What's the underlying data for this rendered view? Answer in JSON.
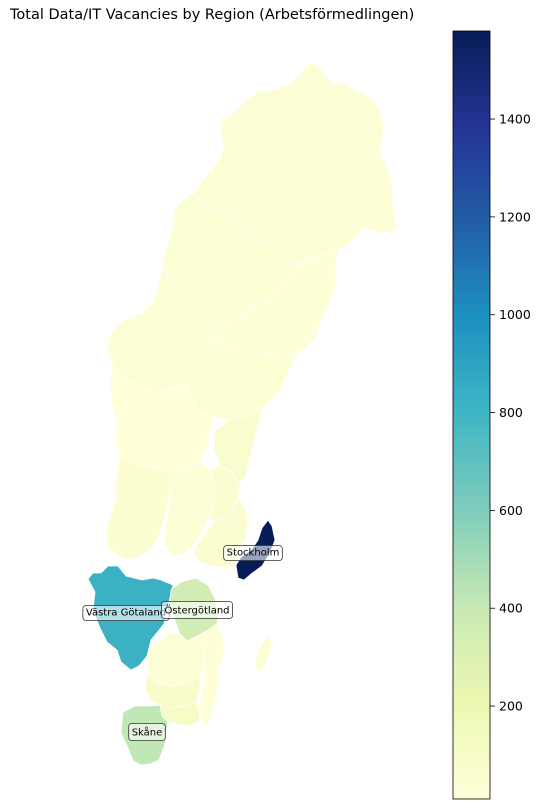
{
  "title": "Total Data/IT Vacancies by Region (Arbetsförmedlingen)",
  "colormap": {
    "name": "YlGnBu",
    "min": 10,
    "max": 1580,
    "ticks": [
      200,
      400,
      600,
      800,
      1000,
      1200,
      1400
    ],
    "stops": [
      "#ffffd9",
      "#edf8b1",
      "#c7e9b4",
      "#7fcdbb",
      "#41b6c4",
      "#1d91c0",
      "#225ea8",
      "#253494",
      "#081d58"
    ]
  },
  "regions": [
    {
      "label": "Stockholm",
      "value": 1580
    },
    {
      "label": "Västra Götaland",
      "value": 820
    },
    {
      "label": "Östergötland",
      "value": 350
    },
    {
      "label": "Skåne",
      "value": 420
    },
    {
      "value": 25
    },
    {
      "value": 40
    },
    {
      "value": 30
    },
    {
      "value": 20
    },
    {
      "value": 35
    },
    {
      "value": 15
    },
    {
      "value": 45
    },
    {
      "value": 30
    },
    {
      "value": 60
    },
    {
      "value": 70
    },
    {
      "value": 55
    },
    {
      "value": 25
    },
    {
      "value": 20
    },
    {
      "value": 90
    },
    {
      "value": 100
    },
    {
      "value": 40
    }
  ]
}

********************

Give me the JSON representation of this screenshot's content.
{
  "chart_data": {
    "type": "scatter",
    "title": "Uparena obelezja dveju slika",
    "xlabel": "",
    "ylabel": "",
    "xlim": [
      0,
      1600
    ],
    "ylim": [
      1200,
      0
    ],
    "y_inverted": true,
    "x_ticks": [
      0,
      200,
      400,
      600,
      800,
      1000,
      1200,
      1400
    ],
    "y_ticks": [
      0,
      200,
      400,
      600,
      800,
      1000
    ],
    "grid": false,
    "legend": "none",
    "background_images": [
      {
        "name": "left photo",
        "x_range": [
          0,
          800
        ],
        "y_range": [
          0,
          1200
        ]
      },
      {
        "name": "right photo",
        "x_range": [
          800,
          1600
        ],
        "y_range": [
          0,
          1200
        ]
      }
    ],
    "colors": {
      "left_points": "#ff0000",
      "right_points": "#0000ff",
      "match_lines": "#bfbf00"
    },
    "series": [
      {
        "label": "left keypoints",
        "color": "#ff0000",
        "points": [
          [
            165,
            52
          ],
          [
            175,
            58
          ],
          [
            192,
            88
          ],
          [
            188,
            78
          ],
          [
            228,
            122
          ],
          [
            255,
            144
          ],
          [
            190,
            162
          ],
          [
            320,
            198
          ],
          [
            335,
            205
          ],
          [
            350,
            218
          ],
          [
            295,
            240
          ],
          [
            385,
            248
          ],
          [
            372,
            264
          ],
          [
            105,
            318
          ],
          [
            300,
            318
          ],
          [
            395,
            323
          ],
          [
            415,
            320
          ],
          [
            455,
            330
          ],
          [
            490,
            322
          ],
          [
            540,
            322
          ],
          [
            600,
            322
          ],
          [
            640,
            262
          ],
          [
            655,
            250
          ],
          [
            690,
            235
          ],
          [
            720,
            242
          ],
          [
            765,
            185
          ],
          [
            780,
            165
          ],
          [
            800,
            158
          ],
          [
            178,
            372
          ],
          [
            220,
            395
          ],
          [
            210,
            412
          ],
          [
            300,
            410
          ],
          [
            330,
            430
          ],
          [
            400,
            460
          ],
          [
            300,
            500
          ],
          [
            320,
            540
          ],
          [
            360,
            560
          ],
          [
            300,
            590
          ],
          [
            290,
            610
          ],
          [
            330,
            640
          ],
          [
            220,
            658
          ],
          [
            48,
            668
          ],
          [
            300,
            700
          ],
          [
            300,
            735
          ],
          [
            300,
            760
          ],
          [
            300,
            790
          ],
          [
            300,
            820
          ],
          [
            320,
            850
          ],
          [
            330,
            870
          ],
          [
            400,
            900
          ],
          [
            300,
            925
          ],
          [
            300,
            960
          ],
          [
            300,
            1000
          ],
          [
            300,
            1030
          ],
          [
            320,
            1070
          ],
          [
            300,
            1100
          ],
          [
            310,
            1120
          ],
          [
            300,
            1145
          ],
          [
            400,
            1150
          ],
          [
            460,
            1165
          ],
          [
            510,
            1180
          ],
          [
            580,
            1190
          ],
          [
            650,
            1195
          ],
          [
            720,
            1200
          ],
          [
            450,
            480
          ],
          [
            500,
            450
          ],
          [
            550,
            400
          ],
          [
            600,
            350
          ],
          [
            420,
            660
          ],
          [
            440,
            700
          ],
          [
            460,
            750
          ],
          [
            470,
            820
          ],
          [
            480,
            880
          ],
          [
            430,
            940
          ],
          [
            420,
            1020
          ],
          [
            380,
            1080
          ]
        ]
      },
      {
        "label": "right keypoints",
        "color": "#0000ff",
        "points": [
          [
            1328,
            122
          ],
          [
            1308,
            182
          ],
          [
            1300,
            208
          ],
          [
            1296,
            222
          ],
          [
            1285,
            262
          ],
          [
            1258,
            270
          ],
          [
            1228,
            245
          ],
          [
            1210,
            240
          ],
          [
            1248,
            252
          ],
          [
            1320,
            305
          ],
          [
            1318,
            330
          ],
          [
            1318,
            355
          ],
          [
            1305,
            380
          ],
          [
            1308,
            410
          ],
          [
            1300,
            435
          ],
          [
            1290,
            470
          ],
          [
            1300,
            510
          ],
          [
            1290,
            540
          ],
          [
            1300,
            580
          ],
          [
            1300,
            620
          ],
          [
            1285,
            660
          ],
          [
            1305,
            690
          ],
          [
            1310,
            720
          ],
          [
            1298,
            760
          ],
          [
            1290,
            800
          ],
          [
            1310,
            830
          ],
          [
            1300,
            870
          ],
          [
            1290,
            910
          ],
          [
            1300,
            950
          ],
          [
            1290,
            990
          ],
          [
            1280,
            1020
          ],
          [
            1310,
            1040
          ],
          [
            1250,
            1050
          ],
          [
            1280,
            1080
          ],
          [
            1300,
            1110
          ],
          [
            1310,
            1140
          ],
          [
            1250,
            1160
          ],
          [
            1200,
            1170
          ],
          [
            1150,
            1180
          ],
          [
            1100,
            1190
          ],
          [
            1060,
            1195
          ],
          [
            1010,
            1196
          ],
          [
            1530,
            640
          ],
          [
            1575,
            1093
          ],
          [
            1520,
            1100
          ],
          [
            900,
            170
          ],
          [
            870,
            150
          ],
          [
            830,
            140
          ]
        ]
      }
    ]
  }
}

********************

(Directions)
Look through the data above. Each line containing the word "this" needs to be copied.

(Reply)
What's the underlying data for this rendered view? Answer in JSON.
Give me the JSON representation of this screenshot's content.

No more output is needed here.